---------- EXERCISE MATERIAL

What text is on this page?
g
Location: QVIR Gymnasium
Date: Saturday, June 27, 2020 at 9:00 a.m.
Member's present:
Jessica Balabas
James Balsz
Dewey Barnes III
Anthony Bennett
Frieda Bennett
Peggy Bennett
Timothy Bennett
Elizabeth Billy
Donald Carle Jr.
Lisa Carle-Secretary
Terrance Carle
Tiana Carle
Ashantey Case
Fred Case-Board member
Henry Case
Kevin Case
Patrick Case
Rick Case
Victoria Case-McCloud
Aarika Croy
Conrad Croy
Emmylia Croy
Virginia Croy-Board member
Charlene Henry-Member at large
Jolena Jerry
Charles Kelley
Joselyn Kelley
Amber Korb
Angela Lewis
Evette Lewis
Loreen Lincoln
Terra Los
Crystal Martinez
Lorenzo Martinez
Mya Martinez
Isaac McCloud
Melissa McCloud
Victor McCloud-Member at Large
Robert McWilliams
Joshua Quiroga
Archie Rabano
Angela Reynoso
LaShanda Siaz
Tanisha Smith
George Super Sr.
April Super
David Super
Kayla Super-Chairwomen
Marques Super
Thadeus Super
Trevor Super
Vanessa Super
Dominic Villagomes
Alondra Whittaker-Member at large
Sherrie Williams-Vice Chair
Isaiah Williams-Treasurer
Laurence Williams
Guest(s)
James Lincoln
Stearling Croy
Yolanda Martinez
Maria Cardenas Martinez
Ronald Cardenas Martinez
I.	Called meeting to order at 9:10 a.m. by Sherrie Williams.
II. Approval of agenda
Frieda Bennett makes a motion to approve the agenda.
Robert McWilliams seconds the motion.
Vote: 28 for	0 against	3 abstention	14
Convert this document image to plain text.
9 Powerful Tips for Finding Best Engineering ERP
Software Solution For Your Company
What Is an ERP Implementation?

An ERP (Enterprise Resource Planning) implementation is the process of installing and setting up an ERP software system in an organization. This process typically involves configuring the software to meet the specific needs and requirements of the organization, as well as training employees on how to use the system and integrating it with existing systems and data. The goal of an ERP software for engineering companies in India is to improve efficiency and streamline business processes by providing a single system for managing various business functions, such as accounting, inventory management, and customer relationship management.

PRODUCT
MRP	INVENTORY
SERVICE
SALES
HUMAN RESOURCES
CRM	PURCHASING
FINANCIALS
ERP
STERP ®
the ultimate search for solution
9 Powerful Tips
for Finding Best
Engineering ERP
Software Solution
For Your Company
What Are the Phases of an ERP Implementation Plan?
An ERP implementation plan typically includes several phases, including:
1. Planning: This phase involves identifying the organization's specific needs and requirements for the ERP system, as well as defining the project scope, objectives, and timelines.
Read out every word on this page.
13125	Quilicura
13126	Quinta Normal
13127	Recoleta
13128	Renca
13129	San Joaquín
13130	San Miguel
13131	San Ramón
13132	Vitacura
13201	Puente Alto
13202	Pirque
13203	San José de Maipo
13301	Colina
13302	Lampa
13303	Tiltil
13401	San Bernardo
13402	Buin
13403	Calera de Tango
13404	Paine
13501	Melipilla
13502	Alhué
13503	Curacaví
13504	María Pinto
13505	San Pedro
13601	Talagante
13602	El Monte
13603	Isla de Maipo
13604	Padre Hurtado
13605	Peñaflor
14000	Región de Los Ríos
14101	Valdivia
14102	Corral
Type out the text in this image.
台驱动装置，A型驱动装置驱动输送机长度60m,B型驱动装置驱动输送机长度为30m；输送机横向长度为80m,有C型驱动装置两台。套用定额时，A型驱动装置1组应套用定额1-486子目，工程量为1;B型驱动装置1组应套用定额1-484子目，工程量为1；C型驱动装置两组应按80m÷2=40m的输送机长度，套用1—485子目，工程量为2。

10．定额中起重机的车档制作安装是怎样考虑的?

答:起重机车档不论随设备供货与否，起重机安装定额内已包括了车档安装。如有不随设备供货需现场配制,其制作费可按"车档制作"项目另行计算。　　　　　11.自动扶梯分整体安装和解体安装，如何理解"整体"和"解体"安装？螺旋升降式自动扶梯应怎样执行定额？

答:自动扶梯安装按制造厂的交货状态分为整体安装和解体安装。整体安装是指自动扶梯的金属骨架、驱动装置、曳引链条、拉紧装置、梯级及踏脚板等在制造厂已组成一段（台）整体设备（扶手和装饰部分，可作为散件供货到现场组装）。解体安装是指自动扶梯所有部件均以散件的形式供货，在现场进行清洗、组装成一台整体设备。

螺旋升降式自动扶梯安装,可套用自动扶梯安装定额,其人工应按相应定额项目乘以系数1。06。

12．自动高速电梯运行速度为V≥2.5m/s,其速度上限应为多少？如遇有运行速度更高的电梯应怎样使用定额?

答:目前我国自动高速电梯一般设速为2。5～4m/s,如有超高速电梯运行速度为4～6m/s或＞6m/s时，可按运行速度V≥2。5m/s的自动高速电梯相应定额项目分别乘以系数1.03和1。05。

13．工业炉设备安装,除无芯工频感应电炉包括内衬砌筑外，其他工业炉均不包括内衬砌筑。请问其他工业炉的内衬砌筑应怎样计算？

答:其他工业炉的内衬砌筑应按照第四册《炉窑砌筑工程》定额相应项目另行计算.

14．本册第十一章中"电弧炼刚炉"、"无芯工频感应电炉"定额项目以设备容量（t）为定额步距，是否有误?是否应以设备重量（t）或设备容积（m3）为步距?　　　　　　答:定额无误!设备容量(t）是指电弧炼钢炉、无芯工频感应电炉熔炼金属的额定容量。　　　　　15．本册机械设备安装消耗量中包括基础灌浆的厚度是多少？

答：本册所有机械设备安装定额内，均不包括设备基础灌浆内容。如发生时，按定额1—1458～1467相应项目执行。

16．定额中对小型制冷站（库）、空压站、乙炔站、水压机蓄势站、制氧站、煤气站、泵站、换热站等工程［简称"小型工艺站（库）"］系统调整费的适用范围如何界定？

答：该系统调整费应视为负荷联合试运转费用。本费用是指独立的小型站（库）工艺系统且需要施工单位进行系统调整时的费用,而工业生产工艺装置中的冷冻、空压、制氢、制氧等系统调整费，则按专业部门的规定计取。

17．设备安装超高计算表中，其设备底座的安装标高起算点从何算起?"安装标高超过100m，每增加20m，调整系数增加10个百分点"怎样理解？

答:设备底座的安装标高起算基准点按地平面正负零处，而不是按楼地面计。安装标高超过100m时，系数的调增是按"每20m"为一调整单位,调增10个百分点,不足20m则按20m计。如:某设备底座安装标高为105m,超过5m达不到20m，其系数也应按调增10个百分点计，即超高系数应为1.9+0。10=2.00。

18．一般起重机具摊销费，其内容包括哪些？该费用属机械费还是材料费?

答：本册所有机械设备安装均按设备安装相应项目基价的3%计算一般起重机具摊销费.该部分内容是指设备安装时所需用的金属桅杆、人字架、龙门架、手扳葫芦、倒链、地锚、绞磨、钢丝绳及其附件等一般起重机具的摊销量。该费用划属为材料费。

--------------------

▸ **SET TASK**
Looking at the records above, work out how many lines include the word "Sherrie", then give that number by itself.

▸ **EXERCISE RESULT**
2